Copy only those lines which run from the line containing "What does this" to the end of the entries below, both inclusive, exactly as written and with no pictures.

Start EXERCISE MATERIAL

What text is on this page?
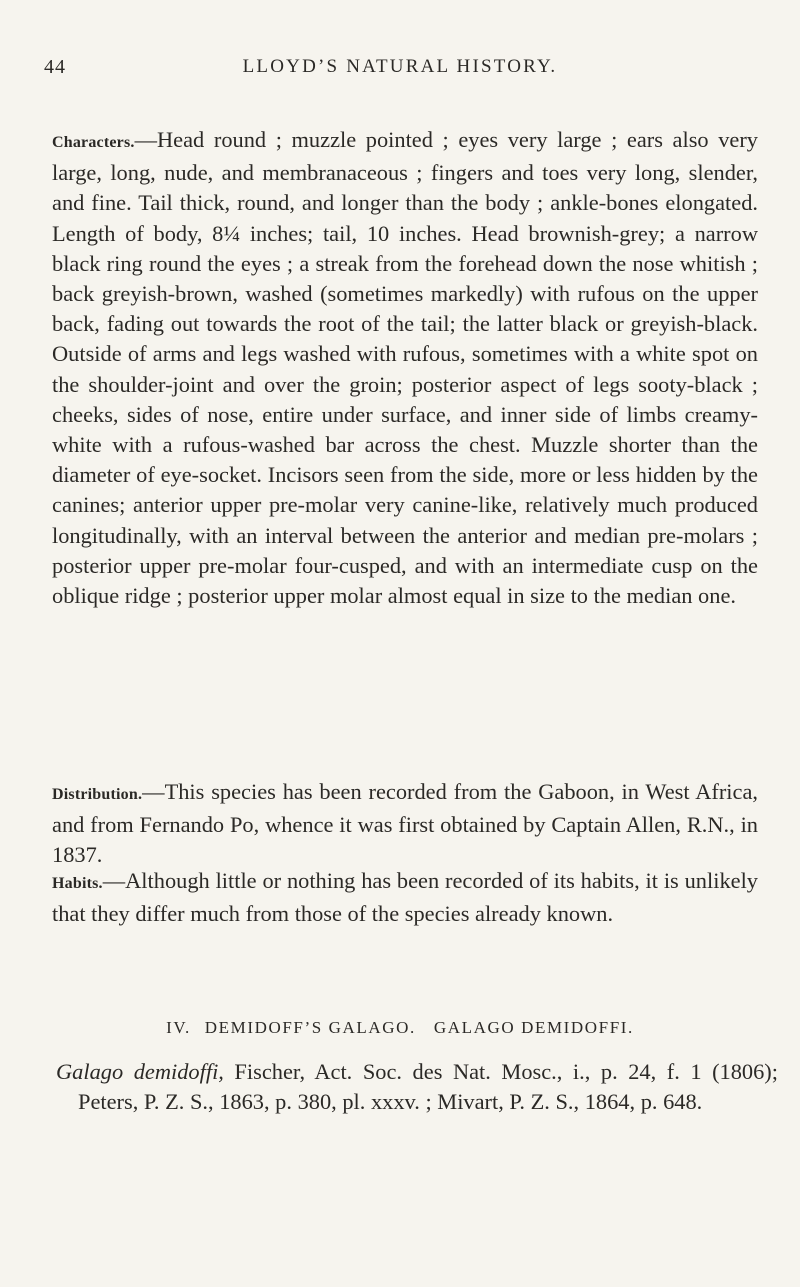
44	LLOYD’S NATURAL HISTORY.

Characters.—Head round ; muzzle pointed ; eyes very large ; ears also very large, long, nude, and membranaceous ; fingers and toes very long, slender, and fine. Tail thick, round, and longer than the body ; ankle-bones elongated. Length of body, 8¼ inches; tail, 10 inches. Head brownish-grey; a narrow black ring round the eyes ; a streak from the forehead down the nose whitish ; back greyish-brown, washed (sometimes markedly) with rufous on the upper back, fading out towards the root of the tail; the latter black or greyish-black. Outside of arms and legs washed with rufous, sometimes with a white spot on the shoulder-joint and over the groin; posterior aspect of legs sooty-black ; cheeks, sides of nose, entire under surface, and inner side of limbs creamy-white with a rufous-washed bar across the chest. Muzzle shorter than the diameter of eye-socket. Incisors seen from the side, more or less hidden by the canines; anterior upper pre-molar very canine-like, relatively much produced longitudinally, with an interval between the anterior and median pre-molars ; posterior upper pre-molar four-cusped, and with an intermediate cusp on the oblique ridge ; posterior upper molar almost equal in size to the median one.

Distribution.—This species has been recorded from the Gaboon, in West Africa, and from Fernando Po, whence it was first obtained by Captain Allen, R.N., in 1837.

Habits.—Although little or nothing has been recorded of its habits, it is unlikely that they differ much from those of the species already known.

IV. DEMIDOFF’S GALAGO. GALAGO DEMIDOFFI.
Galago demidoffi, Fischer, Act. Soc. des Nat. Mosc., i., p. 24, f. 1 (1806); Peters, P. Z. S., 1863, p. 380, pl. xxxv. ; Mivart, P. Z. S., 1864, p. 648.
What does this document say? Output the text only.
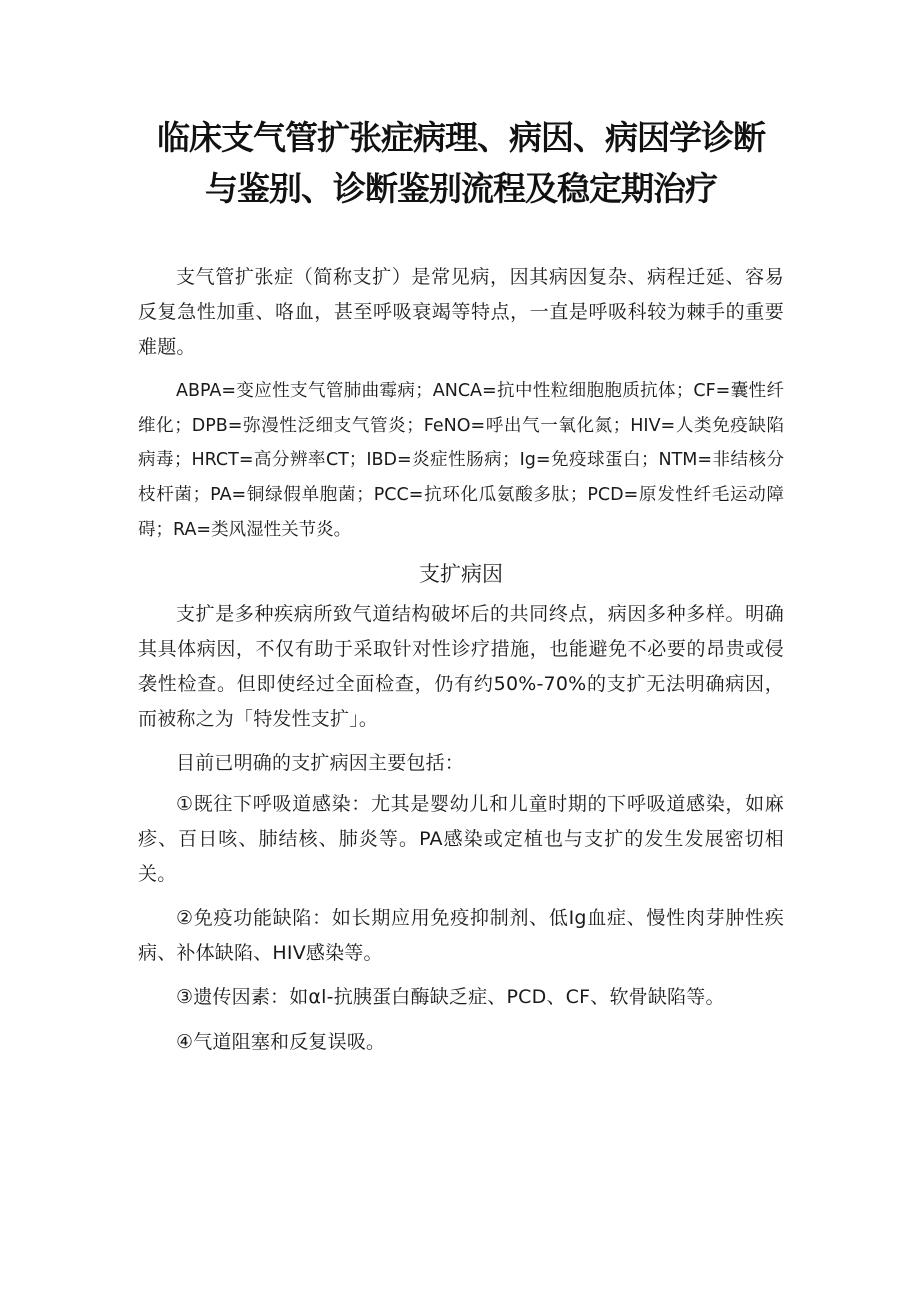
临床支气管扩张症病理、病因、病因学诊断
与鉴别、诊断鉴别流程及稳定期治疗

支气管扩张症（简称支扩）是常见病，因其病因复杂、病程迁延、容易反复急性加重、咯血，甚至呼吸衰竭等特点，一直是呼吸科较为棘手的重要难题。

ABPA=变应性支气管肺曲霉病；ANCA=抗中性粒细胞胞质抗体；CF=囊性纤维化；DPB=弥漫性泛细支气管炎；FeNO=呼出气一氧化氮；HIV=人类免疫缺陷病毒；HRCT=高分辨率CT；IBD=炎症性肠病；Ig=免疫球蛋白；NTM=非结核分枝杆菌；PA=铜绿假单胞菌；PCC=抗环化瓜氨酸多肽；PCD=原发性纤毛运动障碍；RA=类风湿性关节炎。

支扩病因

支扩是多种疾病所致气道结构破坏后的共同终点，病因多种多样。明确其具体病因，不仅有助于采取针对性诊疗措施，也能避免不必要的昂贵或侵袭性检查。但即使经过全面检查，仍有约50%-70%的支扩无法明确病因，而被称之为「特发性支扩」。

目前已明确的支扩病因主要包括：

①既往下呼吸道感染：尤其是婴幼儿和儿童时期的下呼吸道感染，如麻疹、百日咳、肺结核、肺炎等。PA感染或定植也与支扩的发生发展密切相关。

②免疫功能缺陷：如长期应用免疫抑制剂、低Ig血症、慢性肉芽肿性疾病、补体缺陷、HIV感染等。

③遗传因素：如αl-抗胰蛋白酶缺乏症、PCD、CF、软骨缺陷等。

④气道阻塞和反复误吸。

End EXERCISE MATERIAL

**RESULT:**
What does this document say? Output the text only.
临床支气管扩张症病理、病因、病因学诊断
与鉴别、诊断鉴别流程及稳定期治疗

支气管扩张症（简称支扩）是常见病，因其病因复杂、病程迁延、容易反复急性加重、咯血，甚至呼吸衰竭等特点，一直是呼吸科较为棘手的重要难题。

ABPA=变应性支气管肺曲霉病；ANCA=抗中性粒细胞胞质抗体；CF=囊性纤维化；DPB=弥漫性泛细支气管炎；FeNO=呼出气一氧化氮；HIV=人类免疫缺陷病毒；HRCT=高分辨率CT；IBD=炎症性肠病；Ig=免疫球蛋白；NTM=非结核分枝杆菌；PA=铜绿假单胞菌；PCC=抗环化瓜氨酸多肽；PCD=原发性纤毛运动障碍；RA=类风湿性关节炎。

支扩病因

支扩是多种疾病所致气道结构破坏后的共同终点，病因多种多样。明确其具体病因，不仅有助于采取针对性诊疗措施，也能避免不必要的昂贵或侵袭性检查。但即使经过全面检查，仍有约50%-70%的支扩无法明确病因，而被称之为「特发性支扩」。

目前已明确的支扩病因主要包括：

①既往下呼吸道感染：尤其是婴幼儿和儿童时期的下呼吸道感染，如麻疹、百日咳、肺结核、肺炎等。PA感染或定植也与支扩的发生发展密切相关。

②免疫功能缺陷：如长期应用免疫抑制剂、低Ig血症、慢性肉芽肿性疾病、补体缺陷、HIV感染等。

③遗传因素：如αl-抗胰蛋白酶缺乏症、PCD、CF、软骨缺陷等。

④气道阻塞和反复误吸。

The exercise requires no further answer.